-- TEXTO PROPORCIONADO --
12 Nov Las amapolas de los muertos
Hay una escena en Peaky Blinders que pasa rápido, casi como una sombra.
Alguien menciona los “campos de Flandes”, y ese nombre basta para que el silencio se espese. No hace falta explicar más: los hombres que vuelven de allí ya no son los mismos. Llevan dentro un ruido que no cesa, una suerte de temblor que los acompaña hasta en el descanso. Los Shelby, con sus trajes elegantes y su brutalidad medida, no son más que eso: veteranos que aprendieron a sobrevivir sin alma.
El poeta y médico canadiense John McCrae escribió In Flanders Fields en 1915, después de enterrar a un amigo caído en combate. Entre las cruces, vio florecer amapolas rojas, y entendió que la vida tenía una obstinación que ni la guerra podía aplastar. Ese gesto —ver belleza donde todo huele a muerte— resume lo que el siglo XX intentó olvidar: que el dolor también puede ser una forma de permanencia.
El poema de McCrae habla desde los muertos. Les da voz para decirnos que sigamos, que no los olvidemos, que tomemos la antorcha. Pero en Peaky Blinders, el mundo que los recibe no cree ya en ninguna antorcha. Thomas Shelby vuelve de la guerra condecorado y vacío. Ya no siente nada, salvo el peso de lo que no pudo salvar. Y ese vacío es lo que intenta llenar con poder, con dinero, con orden. Cada golpe que da, cada trato que cierra, cada mirada perdida al fuego es una manera de no escuchar el eco de las trincheras.

-- INFORMACIÓN APORTADA --
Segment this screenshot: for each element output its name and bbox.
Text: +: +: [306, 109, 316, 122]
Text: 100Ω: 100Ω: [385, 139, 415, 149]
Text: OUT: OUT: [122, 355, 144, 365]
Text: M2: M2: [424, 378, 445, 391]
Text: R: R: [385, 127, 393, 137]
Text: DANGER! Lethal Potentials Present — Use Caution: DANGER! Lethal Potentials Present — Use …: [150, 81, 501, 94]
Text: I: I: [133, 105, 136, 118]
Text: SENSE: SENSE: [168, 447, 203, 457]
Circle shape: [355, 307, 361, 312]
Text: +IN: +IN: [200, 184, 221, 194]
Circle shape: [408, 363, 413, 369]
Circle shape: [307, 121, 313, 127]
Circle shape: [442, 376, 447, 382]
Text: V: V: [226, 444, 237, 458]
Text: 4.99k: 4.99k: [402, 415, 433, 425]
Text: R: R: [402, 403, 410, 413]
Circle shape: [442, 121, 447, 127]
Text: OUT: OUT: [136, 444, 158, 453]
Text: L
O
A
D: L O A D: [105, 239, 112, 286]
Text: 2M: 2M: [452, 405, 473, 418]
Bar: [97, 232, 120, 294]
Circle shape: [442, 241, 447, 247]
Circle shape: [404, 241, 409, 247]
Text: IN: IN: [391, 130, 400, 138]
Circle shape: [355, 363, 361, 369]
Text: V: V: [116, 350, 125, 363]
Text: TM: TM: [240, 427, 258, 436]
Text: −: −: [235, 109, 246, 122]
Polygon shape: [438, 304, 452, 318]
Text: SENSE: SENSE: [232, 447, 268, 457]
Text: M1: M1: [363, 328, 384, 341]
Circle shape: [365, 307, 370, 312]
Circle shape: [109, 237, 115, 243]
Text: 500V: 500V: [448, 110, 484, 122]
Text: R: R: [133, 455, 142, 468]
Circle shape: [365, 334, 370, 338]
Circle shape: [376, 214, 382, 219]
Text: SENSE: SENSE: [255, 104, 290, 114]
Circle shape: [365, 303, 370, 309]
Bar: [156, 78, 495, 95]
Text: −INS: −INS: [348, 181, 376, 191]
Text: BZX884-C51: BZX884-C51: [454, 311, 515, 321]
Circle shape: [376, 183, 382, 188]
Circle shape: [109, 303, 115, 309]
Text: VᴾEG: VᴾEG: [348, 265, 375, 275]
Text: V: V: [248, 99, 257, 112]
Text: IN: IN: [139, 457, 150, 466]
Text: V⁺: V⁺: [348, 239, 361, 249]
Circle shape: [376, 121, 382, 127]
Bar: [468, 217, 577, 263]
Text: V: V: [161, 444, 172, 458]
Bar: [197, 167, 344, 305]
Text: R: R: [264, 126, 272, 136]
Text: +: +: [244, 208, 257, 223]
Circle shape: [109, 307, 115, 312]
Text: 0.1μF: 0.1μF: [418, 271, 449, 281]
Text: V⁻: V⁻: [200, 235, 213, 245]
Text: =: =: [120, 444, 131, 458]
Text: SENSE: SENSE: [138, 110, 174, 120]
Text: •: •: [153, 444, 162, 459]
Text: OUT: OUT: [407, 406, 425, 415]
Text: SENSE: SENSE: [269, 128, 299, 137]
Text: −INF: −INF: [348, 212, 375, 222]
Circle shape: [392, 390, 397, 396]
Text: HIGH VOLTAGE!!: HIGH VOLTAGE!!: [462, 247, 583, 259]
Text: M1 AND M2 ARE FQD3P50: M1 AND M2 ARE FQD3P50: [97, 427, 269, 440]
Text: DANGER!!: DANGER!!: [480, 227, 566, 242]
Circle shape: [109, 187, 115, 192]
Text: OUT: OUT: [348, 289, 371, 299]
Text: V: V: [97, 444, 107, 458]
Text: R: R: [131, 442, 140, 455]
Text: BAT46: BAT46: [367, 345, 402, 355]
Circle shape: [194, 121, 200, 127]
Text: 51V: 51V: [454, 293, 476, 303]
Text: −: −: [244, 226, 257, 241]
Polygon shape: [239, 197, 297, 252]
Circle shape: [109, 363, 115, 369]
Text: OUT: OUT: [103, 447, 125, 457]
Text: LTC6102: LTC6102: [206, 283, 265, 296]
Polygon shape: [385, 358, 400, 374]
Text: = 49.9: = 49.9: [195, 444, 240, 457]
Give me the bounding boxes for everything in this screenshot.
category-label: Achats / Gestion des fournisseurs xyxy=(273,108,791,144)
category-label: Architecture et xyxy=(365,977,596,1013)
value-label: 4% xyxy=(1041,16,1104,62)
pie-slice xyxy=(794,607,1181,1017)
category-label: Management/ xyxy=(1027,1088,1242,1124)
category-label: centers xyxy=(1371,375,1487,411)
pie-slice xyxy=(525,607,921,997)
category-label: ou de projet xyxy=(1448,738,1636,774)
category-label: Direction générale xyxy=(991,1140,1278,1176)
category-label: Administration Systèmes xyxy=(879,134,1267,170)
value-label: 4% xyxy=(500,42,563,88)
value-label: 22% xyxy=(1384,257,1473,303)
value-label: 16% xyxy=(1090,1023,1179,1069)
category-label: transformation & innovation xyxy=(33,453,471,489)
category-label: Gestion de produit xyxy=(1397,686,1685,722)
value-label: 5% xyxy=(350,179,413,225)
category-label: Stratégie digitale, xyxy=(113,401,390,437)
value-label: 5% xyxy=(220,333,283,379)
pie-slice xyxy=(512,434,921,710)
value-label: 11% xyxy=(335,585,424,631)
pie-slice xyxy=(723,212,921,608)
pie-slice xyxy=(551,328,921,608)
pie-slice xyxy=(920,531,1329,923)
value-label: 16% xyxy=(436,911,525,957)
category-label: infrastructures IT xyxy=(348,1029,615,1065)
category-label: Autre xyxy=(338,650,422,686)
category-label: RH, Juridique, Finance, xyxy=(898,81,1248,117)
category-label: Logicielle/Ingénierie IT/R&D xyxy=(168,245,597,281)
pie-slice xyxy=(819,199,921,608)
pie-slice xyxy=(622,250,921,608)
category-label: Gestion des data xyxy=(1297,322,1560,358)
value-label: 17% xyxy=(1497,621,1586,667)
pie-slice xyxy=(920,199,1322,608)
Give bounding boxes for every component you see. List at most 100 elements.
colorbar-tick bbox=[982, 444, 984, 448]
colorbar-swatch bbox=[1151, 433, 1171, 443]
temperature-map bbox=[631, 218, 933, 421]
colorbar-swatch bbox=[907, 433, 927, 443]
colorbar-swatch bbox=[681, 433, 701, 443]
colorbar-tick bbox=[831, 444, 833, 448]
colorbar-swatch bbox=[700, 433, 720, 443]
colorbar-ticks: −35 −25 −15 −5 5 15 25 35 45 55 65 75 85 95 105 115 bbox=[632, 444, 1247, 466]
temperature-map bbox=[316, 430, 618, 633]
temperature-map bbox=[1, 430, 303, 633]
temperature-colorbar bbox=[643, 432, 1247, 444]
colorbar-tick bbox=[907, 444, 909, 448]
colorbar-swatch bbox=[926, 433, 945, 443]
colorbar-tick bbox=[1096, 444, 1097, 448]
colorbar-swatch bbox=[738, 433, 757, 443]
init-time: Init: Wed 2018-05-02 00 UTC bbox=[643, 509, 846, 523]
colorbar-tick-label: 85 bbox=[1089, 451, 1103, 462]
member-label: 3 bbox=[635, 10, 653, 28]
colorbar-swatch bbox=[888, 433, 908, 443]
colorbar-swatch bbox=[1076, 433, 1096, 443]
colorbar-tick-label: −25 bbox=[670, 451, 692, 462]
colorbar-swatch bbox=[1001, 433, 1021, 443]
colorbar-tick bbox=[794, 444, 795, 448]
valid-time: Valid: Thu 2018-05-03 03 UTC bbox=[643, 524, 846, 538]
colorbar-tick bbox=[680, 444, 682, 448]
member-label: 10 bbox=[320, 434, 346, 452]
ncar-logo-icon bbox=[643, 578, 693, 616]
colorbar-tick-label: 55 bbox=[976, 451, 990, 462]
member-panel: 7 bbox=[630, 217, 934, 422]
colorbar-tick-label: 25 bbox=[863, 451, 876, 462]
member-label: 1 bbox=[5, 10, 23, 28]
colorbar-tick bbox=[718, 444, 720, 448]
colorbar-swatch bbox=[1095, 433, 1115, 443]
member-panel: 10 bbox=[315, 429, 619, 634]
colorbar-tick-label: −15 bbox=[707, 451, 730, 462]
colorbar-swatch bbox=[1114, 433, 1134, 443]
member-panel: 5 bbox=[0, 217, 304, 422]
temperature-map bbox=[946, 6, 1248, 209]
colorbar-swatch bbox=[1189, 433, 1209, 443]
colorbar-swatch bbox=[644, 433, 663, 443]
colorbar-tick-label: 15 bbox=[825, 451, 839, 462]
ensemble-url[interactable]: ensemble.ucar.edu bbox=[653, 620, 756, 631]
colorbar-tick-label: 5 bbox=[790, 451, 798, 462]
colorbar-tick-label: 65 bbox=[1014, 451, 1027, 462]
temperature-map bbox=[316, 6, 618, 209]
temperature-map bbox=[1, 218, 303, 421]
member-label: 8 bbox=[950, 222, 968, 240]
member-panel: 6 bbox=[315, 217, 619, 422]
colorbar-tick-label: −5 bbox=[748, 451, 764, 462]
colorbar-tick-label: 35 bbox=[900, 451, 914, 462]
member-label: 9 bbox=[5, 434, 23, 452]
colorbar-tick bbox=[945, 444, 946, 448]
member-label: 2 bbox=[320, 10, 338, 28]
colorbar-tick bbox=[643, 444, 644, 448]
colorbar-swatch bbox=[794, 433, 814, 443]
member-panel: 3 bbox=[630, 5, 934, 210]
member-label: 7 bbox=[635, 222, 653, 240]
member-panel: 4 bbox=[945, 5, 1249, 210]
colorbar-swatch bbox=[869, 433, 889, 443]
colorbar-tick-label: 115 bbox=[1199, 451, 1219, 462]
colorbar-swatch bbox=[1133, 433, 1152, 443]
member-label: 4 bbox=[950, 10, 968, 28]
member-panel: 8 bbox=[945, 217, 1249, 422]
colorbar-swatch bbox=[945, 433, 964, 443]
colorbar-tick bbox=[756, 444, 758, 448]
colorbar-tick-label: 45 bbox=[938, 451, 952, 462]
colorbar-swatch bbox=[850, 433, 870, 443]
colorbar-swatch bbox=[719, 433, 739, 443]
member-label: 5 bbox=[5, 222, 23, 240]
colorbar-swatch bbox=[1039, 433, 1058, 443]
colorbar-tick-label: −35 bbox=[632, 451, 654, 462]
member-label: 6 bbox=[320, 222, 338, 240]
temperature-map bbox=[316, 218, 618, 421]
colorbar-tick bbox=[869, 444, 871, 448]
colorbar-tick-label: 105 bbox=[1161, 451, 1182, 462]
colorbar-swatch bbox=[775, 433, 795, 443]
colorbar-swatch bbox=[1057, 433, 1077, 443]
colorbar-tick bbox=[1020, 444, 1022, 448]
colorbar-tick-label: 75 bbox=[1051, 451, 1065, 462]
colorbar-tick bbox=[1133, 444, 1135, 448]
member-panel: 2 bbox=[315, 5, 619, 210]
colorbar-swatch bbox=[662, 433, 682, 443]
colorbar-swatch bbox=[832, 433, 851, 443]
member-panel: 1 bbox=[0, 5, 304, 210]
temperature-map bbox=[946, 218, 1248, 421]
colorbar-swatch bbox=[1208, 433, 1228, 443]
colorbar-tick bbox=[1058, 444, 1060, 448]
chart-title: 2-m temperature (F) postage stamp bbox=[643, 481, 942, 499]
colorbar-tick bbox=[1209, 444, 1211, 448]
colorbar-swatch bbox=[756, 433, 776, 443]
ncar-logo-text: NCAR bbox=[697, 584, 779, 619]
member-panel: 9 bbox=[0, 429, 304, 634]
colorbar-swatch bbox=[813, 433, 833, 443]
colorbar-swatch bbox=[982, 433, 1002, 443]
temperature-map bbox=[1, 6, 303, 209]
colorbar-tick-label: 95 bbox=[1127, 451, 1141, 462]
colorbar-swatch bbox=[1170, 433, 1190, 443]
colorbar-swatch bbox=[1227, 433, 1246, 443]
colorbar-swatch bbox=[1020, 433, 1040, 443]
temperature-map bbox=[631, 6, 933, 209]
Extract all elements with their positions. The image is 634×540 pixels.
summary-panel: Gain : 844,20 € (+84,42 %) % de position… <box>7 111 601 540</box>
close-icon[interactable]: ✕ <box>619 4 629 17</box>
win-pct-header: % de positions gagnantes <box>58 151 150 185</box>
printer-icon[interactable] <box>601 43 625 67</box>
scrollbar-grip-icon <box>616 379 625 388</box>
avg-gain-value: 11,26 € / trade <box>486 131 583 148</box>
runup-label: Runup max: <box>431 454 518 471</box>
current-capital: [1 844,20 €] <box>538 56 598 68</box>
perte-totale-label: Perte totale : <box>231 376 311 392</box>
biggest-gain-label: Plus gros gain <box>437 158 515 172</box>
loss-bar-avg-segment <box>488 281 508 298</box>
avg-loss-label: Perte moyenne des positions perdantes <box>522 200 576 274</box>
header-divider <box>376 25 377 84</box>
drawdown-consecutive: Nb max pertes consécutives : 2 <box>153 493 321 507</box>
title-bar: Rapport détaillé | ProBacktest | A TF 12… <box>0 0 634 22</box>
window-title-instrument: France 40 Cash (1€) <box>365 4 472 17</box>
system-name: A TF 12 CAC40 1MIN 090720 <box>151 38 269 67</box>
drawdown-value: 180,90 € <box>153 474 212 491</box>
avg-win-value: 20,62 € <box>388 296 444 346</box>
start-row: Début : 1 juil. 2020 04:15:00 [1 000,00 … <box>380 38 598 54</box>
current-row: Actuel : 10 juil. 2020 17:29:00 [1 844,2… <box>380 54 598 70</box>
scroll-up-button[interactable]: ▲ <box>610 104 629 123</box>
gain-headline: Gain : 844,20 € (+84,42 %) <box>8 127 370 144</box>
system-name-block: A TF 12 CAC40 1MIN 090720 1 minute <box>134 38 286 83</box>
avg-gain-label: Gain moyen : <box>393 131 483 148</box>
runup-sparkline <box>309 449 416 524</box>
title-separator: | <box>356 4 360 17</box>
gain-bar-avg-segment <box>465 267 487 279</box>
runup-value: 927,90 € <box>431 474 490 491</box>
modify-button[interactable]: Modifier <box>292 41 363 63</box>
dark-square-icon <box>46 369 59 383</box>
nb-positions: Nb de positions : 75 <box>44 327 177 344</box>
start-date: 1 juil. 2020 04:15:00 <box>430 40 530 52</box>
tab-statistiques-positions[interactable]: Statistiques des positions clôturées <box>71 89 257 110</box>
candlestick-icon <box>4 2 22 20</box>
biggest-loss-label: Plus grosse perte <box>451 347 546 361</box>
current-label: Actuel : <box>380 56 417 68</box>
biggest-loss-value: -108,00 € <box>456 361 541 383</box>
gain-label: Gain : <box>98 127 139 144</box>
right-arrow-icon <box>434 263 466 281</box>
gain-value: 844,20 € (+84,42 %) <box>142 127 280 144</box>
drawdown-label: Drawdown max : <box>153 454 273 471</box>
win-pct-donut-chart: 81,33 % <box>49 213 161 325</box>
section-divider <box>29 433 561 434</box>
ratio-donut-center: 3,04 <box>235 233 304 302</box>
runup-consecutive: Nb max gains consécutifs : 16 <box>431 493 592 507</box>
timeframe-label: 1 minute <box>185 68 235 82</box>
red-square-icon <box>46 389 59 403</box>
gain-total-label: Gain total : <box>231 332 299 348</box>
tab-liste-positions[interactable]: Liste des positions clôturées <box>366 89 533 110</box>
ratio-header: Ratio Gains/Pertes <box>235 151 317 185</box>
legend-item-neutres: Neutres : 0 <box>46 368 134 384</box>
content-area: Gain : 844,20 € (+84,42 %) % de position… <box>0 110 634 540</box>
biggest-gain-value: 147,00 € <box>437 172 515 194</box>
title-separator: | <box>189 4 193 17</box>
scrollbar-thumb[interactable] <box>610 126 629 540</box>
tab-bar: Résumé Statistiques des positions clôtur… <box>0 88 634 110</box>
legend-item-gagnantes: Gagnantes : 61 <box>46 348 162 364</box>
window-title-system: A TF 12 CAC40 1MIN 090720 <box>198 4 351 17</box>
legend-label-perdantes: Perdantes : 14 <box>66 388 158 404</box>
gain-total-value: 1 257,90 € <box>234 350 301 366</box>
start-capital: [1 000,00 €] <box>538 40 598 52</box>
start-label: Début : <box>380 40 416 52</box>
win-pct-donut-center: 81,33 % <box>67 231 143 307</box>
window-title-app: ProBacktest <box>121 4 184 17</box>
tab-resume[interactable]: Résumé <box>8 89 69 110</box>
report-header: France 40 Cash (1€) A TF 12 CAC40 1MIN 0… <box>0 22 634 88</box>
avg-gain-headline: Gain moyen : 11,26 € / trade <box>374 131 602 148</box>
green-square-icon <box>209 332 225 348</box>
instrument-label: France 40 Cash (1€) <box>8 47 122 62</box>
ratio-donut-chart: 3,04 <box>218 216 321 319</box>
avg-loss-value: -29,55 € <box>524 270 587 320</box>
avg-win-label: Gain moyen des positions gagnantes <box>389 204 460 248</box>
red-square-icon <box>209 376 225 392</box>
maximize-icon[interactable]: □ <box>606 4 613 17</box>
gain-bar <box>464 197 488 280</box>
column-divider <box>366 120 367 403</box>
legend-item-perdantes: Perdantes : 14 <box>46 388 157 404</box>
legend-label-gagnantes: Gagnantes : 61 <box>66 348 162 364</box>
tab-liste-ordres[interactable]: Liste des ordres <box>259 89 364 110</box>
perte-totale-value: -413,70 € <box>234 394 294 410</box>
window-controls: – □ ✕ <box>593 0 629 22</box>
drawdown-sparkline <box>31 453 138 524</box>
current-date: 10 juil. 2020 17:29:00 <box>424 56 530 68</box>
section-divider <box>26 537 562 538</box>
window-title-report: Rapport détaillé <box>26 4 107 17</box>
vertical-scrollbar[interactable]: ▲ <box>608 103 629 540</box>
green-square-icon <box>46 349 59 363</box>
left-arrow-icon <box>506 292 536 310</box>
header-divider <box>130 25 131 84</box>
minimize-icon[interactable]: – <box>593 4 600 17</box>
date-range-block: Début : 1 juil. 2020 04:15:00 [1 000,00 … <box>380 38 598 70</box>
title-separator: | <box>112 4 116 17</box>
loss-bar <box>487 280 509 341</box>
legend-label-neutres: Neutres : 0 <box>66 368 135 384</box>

-- TAREAS PENDIENTES --
[1] Contesta estas preguntas sobre el texto proporcionado:
(a) ¿En qué año escribió John McCrae In Flanders Fields?
(b) ¿Qué vio florecer McCrae entre las cruces?
(c) ¿Cómo vuelve Thomas Shelby de la guerra?
[2] Resume el texto proporcionado en tres oraciones.

-- RESPUESTAS DADAS --
[1]
(a) En 1915.
(b) Amapolas rojas.
(c) Condecorado y vacío.

[2] En Peaky Blinders, basta mencionar los campos de Flandes para recordar que los hombres que vuelven de allí ya no son los mismos, y los Shelby son veteranos que aprendieron a sobrevivir sin alma. John McCrae escribió In Flanders Fields en 1915, tras enterrar a un amigo, y en el poema da voz a los muertos para pedir que no los olvidemos y que tomemos la antorcha. Thomas Shelby, en cambio, vuelve condecorado y vacío, e intenta llenar ese vacío con poder, dinero y orden para no escuchar el eco de las trincheras.